:: Supplied entries ::

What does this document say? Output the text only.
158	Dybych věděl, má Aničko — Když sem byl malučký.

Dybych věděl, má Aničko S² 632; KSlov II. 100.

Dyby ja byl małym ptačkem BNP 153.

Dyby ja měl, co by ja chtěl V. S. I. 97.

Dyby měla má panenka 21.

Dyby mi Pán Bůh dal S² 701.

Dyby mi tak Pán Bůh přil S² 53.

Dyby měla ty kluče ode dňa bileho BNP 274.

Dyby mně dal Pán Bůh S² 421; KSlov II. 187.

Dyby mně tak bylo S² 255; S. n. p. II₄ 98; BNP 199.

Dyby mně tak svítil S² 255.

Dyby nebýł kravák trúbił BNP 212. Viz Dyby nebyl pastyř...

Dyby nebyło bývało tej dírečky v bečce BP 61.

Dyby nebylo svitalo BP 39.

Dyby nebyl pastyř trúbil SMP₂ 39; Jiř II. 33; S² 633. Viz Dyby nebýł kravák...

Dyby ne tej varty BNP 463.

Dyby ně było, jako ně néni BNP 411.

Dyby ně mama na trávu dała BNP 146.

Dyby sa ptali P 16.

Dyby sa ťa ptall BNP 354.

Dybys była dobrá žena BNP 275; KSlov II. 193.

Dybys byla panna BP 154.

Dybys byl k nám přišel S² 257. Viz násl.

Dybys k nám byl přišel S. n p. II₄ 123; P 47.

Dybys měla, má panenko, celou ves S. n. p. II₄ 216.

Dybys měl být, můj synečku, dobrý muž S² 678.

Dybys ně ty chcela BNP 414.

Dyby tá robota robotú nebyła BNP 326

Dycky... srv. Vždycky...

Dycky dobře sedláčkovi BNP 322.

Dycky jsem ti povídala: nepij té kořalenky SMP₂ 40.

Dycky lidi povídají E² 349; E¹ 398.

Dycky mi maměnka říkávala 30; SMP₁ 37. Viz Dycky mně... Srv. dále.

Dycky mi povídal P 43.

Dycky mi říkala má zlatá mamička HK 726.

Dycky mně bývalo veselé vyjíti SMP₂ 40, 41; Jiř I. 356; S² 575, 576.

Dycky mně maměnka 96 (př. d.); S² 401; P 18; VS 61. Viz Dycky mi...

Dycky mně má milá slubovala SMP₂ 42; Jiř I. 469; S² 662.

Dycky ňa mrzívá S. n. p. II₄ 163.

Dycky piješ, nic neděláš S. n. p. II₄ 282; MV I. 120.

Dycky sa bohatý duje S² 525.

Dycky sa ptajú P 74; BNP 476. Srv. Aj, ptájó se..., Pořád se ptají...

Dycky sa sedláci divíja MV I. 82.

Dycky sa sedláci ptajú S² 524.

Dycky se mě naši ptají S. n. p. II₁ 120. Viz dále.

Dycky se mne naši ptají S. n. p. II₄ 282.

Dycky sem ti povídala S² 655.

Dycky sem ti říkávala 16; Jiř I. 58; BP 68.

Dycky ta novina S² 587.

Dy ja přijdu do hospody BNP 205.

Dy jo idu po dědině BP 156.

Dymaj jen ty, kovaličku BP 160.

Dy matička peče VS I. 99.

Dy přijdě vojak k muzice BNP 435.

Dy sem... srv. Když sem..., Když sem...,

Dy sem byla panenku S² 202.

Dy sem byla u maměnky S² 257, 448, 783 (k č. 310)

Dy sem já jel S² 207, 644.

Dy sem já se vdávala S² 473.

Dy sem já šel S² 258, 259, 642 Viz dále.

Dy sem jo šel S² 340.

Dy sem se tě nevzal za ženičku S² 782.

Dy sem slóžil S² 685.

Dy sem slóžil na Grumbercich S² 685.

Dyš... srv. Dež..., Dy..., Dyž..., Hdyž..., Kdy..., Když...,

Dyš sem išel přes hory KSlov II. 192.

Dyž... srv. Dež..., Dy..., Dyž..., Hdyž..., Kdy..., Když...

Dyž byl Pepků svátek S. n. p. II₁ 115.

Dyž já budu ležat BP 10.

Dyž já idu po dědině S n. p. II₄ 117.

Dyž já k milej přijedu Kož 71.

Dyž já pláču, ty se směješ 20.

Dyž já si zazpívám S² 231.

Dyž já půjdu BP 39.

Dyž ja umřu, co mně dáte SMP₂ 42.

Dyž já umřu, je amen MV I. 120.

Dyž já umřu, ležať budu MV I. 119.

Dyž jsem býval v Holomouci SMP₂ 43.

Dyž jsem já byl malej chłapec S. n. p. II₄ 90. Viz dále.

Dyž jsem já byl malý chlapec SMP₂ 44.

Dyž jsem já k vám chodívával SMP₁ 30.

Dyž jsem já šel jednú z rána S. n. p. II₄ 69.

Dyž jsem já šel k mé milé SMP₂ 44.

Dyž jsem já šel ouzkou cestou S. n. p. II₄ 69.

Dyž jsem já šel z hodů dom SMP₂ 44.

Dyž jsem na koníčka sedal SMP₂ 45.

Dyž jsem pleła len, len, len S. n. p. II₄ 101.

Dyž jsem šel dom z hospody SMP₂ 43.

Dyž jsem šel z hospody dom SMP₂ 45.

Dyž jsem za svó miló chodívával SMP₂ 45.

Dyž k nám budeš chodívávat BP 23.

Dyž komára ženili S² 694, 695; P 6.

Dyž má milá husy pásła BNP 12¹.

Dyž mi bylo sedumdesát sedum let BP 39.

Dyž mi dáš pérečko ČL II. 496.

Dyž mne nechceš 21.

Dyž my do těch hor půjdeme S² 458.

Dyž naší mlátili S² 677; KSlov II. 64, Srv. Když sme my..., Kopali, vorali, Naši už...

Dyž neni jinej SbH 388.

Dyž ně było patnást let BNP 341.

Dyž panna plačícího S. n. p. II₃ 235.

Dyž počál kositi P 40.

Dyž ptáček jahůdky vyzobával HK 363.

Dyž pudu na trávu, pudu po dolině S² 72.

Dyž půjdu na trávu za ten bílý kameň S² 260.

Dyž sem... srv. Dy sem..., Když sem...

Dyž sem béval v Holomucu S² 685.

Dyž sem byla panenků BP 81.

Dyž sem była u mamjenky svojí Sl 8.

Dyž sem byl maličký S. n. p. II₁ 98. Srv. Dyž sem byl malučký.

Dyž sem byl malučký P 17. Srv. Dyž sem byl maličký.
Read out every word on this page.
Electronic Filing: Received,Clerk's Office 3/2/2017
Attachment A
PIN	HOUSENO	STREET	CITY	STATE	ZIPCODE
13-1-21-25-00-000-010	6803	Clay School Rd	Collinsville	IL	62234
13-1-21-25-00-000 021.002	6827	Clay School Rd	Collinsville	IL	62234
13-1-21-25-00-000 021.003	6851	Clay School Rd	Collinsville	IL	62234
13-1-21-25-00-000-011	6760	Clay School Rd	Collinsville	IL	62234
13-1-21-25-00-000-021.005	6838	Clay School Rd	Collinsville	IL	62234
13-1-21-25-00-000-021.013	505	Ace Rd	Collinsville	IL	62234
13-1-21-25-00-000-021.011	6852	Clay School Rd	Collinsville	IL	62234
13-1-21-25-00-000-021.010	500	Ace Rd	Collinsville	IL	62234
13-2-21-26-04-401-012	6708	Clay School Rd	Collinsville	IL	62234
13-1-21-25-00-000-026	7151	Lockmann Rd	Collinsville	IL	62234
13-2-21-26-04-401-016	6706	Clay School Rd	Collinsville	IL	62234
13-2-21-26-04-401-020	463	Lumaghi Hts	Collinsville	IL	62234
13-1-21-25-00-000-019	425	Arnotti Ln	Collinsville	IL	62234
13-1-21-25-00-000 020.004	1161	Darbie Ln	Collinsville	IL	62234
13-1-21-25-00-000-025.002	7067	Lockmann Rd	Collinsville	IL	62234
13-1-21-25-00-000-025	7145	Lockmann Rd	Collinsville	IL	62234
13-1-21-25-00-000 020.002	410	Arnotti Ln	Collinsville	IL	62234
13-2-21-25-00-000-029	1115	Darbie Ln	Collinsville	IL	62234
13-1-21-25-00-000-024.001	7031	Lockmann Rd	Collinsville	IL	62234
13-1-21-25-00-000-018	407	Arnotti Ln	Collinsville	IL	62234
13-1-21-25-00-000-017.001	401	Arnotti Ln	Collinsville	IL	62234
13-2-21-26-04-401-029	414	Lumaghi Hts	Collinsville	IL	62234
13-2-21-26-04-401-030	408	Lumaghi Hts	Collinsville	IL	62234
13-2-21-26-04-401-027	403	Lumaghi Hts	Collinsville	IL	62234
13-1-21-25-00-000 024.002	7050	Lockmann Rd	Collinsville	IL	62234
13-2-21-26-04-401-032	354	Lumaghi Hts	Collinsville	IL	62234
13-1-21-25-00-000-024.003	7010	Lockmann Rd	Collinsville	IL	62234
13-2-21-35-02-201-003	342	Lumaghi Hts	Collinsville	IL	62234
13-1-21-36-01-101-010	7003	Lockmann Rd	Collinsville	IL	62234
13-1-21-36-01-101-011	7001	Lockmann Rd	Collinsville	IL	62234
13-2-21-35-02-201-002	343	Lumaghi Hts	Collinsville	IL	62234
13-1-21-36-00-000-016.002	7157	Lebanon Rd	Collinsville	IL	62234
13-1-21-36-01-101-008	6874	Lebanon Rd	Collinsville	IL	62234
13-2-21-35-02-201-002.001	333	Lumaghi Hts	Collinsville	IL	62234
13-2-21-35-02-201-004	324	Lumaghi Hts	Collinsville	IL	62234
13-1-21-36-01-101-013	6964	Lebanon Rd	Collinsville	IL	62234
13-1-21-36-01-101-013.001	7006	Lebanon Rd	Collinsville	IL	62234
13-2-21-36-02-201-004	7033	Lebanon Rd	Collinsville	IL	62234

:::

- _What to work on_
Pull out every line of the records that includes the string "dědině".

- _Solved problem_
Dy jo idu po dědině BP 156.
Dyž já idu po dědině S n. p. II₄ 117.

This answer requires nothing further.